CHALLENGE: Extract every line that includes the string "increased".

** Start STORED ROWS **

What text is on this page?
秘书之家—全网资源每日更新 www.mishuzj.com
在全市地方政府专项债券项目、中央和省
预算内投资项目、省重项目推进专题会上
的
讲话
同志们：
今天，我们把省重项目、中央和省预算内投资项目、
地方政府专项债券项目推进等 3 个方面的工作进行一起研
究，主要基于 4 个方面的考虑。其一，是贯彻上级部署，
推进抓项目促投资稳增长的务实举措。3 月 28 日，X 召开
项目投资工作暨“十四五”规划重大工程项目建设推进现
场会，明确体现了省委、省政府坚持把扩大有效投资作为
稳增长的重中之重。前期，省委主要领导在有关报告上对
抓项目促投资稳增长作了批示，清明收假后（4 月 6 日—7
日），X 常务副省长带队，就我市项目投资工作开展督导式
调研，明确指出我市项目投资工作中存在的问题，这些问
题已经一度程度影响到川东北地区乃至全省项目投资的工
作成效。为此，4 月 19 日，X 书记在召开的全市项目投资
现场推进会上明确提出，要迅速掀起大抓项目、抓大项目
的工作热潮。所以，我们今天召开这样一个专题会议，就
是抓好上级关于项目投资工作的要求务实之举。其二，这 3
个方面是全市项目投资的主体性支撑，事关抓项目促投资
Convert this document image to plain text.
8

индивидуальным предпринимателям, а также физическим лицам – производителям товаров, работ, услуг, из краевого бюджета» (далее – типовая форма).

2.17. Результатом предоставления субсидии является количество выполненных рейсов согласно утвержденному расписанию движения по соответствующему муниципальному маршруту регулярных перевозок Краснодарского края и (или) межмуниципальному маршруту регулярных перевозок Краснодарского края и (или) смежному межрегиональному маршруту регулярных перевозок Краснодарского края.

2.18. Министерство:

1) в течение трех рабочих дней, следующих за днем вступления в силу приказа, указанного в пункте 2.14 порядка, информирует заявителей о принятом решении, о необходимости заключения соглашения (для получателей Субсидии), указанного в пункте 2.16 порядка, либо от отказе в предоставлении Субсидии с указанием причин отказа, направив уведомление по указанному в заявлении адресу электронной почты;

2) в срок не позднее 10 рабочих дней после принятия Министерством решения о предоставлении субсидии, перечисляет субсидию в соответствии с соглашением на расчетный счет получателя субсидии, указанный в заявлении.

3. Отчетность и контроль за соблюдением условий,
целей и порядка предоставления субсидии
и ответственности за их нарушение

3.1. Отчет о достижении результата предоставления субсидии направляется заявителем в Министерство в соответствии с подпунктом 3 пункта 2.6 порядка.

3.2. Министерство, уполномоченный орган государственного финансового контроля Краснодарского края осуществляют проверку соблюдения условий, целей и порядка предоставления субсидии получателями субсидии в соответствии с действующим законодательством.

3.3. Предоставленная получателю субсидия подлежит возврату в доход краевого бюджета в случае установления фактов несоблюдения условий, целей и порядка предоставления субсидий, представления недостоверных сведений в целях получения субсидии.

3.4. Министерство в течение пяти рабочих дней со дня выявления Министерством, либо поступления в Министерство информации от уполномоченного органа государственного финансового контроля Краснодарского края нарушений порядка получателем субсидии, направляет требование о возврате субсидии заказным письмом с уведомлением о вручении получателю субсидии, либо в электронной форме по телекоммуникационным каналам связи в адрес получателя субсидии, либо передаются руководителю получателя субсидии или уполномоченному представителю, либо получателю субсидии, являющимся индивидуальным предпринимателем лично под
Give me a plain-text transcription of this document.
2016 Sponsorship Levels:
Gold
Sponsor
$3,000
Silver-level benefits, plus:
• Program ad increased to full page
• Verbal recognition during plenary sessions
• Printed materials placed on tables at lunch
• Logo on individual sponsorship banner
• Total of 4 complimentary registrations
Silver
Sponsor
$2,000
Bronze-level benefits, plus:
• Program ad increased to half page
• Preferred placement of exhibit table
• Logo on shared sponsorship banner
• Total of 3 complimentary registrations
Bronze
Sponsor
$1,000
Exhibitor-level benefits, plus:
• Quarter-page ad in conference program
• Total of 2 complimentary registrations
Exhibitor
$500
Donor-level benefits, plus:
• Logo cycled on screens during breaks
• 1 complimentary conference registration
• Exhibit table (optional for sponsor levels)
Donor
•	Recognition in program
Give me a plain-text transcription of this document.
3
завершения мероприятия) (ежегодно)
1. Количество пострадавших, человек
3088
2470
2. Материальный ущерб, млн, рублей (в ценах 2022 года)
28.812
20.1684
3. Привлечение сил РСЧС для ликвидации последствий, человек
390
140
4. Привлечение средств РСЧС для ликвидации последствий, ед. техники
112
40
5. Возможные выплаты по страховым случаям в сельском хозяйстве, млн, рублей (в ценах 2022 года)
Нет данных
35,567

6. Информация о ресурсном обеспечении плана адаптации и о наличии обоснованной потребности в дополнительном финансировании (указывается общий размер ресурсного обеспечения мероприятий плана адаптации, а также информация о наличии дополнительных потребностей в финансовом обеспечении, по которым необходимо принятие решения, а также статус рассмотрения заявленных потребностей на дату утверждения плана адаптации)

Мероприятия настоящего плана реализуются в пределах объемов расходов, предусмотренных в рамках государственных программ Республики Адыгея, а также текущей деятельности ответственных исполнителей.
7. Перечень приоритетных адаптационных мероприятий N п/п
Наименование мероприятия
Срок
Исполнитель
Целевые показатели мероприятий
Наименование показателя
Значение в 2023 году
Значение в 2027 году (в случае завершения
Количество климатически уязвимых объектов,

** End STORED ROWS **

PROBLEM SOLUTION:
• Program ad increased to full page
• Program ad increased to half page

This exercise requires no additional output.